**GIVEN EXERCISE**
Copy all of the material exactly. Pictures are not to appear in the copy.

□ □ □ □

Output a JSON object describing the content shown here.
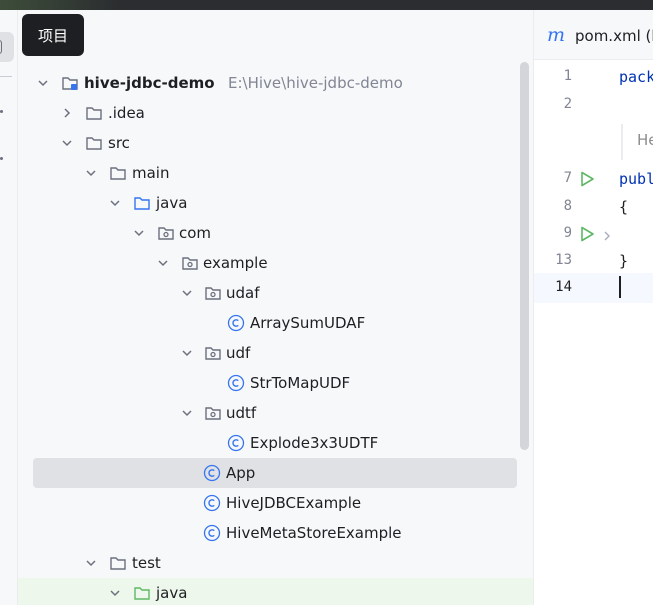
{
  "tooltip": {
    "text": "项目"
  },
  "project_tree": {
    "root": {
      "name": "hive-jdbc-demo",
      "path": "E:\\Hive\\hive-jdbc-demo"
    },
    "items": [
      {
        "label": ".idea",
        "icon": "folder-icon"
      },
      {
        "label": "src",
        "icon": "folder-icon"
      },
      {
        "label": "main",
        "icon": "folder-icon"
      },
      {
        "label": "java",
        "icon": "source-folder-icon"
      },
      {
        "label": "com",
        "icon": "package-icon"
      },
      {
        "label": "example",
        "icon": "package-icon"
      },
      {
        "label": "udaf",
        "icon": "package-icon"
      },
      {
        "label": "ArraySumUDAF",
        "icon": "class-icon"
      },
      {
        "label": "udf",
        "icon": "package-icon"
      },
      {
        "label": "StrToMapUDF",
        "icon": "class-icon"
      },
      {
        "label": "udtf",
        "icon": "package-icon"
      },
      {
        "label": "Explode3x3UDTF",
        "icon": "class-icon"
      },
      {
        "label": "App",
        "icon": "class-icon"
      },
      {
        "label": "HiveJDBCExample",
        "icon": "class-icon"
      },
      {
        "label": "HiveMetaStoreExample",
        "icon": "class-icon"
      },
      {
        "label": "test",
        "icon": "folder-icon"
      },
      {
        "label": "java",
        "icon": "test-folder-icon"
      }
    ]
  },
  "editor": {
    "tab": {
      "icon": "maven-icon",
      "icon_glyph": "m",
      "label": "pom.xml (h"
    },
    "lines": [
      {
        "num": "1",
        "code": "pack"
      },
      {
        "num": "2",
        "code": ""
      },
      {
        "num": "7",
        "code": "publ"
      },
      {
        "num": "8",
        "code": "{"
      },
      {
        "num": "9",
        "code": ""
      },
      {
        "num": "13",
        "code": "}"
      },
      {
        "num": "14",
        "code": ""
      }
    ],
    "hint": "He"
  },
  "colors": {
    "accent": "#3574f0",
    "selection": "#dfe1e5",
    "run_green": "#5fb865",
    "test_row": "#edf7ec",
    "keyword": "#0033b3"
  }
}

□ □ □ □

**ANSWER TO THIS PROBLEM**
Output a JSON object describing the content shown here.
{
  "tooltip": {
    "text": "项目"
  },
  "project_tree": {
    "root": {
      "name": "hive-jdbc-demo",
      "path": "E:\\Hive\\hive-jdbc-demo"
    },
    "items": [
      {
        "label": ".idea",
        "icon": "folder-icon"
      },
      {
        "label": "src",
        "icon": "folder-icon"
      },
      {
        "label": "main",
        "icon": "folder-icon"
      },
      {
        "label": "java",
        "icon": "source-folder-icon"
      },
      {
        "label": "com",
        "icon": "package-icon"
      },
      {
        "label": "example",
        "icon": "package-icon"
      },
      {
        "label": "udaf",
        "icon": "package-icon"
      },
      {
        "label": "ArraySumUDAF",
        "icon": "class-icon"
      },
      {
        "label": "udf",
        "icon": "package-icon"
      },
      {
        "label": "StrToMapUDF",
        "icon": "class-icon"
      },
      {
        "label": "udtf",
        "icon": "package-icon"
      },
      {
        "label": "Explode3x3UDTF",
        "icon": "class-icon"
      },
      {
        "label": "App",
        "icon": "class-icon"
      },
      {
        "label": "HiveJDBCExample",
        "icon": "class-icon"
      },
      {
        "label": "HiveMetaStoreExample",
        "icon": "class-icon"
      },
      {
        "label": "test",
        "icon": "folder-icon"
      },
      {
        "label": "java",
        "icon": "test-folder-icon"
      }
    ]
  },
  "editor": {
    "tab": {
      "icon": "maven-icon",
      "icon_glyph": "m",
      "label": "pom.xml (h"
    },
    "lines": [
      {
        "num": "1",
        "code": "pack"
      },
      {
        "num": "2",
        "code": ""
      },
      {
        "num": "7",
        "code": "publ"
      },
      {
        "num": "8",
        "code": "{"
      },
      {
        "num": "9",
        "code": ""
      },
      {
        "num": "13",
        "code": "}"
      },
      {
        "num": "14",
        "code": ""
      }
    ],
    "hint": "He"
  },
  "colors": {
    "accent": "#3574f0",
    "selection": "#dfe1e5",
    "run_green": "#5fb865",
    "test_row": "#edf7ec",
    "keyword": "#0033b3"
  }
}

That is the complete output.